**PROBLEM DESCRIPTION:** Return each of the lines below word for word, and leave out the pictures.

Collection entries:
# # # # # # #

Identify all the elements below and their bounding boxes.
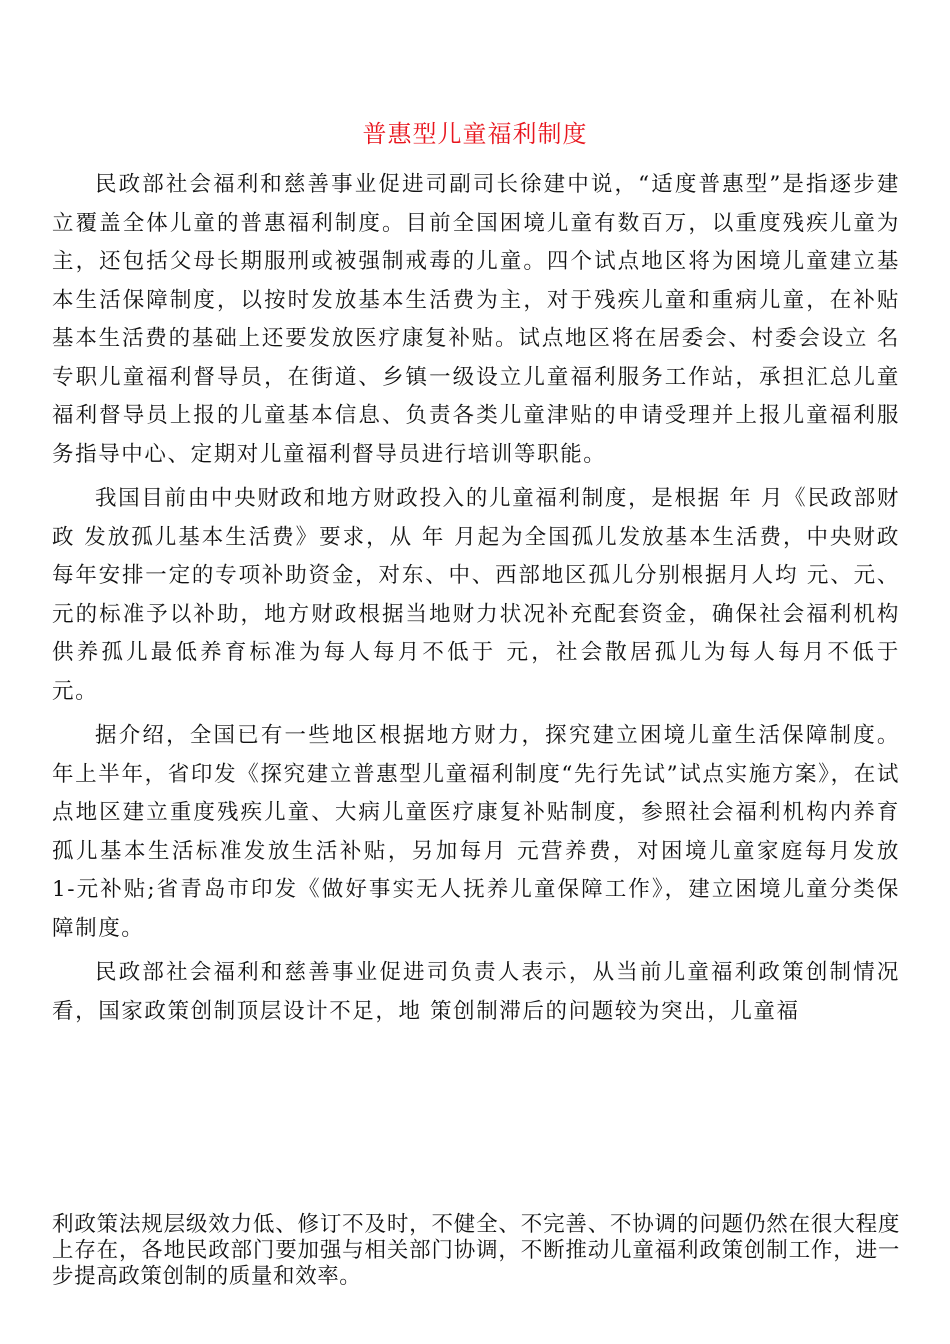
document-body (52, 166, 900, 1031)
paragraph-1: 民政部社会福利和慈善事业促进司副司长徐建中说，“适度普惠型”是指逐步建立覆盖全体儿童的普惠福利制度。目前全国困境儿童有数百万，以重度残疾儿童为主，还包括父母长期服刑或被强制戒毒的儿童。四个试点地区将为困境儿童建立基本生活保障制度，以按时发放基本生活费为主，对于残疾儿童和重病儿童，在补贴基本生活费的基础上还要发放医疗康复补贴。试点地区将在居委会、村委会设立 名专职儿童福利督导员，在街道、乡镇一级设立儿童福利服务工作站，承担汇总儿童福利督导员上报的儿童基本信息、负责各类儿童津贴的申请受理并上报儿童福利服务指导中心、定期对儿童福利督导员进行培训等职能。 (52, 172, 900, 467)
paragraph-3: 据介绍，全国已有一些地区根据地方财力，探究建立困境儿童生活保障制度。年上半年，省印发《探究建立普惠型儿童福利制度“先行先试”试点实施方案》，在试点地区建立重度残疾儿童、大病儿童医疗康复补贴制度，参照社会福利机构内养育孤儿基本生活标准发放生活补贴，另加每月 元营养费，对困境儿童家庭每月发放 1-元补贴;省青岛市印发《做好事实无人抚养儿童保障工作》，建立困境儿童分类保障制度。 (52, 723, 900, 941)
document-title: 普惠型儿童福利制度 (362, 120, 588, 148)
paragraph-4: 民政部社会福利和慈善事业促进司负责人表示，从当前儿童福利政策创制情况看，国家政策创制顶层设计不足，地 策创制滞后的问题较为突出，儿童福 (52, 960, 900, 1024)
paragraph-2: 我国目前由中央财政和地方财政投入的儿童福利制度，是根据 年 月《民政部财政 发放孤儿基本生活费》要求，从 年 月起为全国孤儿发放基本生活费，中央财政每年安排一定的专项补助资金，对东、中、西部地区孤儿分别根据月人均 元、元、元的标准予以补助，地方财政根据当地财力状况补充配套资金，确保社会福利机构供养孤儿最低养育标准为每人每月不低于 元，社会散居孤儿为每人每月不低于 元。 (52, 486, 900, 704)
paragraph-continuation: 利政策法规层级效力低、修订不及时，不健全、不完善、不协调的问题仍然在很大程度上存在，各地民政部门要加强与相关部门协调，不断推动儿童福利政策创制工作，进一步提高政策创制的质量和效率。 (52, 1212, 900, 1289)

# # # # # # #

**REPLY:**
Identify all the elements below and their bounding boxes.
document-body (52, 166, 900, 1031)
paragraph-1: 民政部社会福利和慈善事业促进司副司长徐建中说，“适度普惠型”是指逐步建立覆盖全体儿童的普惠福利制度。目前全国困境儿童有数百万，以重度残疾儿童为主，还包括父母长期服刑或被强制戒毒的儿童。四个试点地区将为困境儿童建立基本生活保障制度，以按时发放基本生活费为主，对于残疾儿童和重病儿童，在补贴基本生活费的基础上还要发放医疗康复补贴。试点地区将在居委会、村委会设立 名专职儿童福利督导员，在街道、乡镇一级设立儿童福利服务工作站，承担汇总儿童福利督导员上报的儿童基本信息、负责各类儿童津贴的申请受理并上报儿童福利服务指导中心、定期对儿童福利督导员进行培训等职能。 (52, 172, 900, 467)
paragraph-3: 据介绍，全国已有一些地区根据地方财力，探究建立困境儿童生活保障制度。年上半年，省印发《探究建立普惠型儿童福利制度“先行先试”试点实施方案》，在试点地区建立重度残疾儿童、大病儿童医疗康复补贴制度，参照社会福利机构内养育孤儿基本生活标准发放生活补贴，另加每月 元营养费，对困境儿童家庭每月发放 1-元补贴;省青岛市印发《做好事实无人抚养儿童保障工作》，建立困境儿童分类保障制度。 (52, 723, 900, 941)
document-title: 普惠型儿童福利制度 (362, 120, 588, 148)
paragraph-4: 民政部社会福利和慈善事业促进司负责人表示，从当前儿童福利政策创制情况看，国家政策创制顶层设计不足，地 策创制滞后的问题较为突出，儿童福 (52, 960, 900, 1024)
paragraph-2: 我国目前由中央财政和地方财政投入的儿童福利制度，是根据 年 月《民政部财政 发放孤儿基本生活费》要求，从 年 月起为全国孤儿发放基本生活费，中央财政每年安排一定的专项补助资金，对东、中、西部地区孤儿分别根据月人均 元、元、元的标准予以补助，地方财政根据当地财力状况补充配套资金，确保社会福利机构供养孤儿最低养育标准为每人每月不低于 元，社会散居孤儿为每人每月不低于 元。 (52, 486, 900, 704)
paragraph-continuation: 利政策法规层级效力低、修订不及时，不健全、不完善、不协调的问题仍然在很大程度上存在，各地民政部门要加强与相关部门协调，不断推动儿童福利政策创制工作，进一步提高政策创制的质量和效率。 (52, 1212, 900, 1289)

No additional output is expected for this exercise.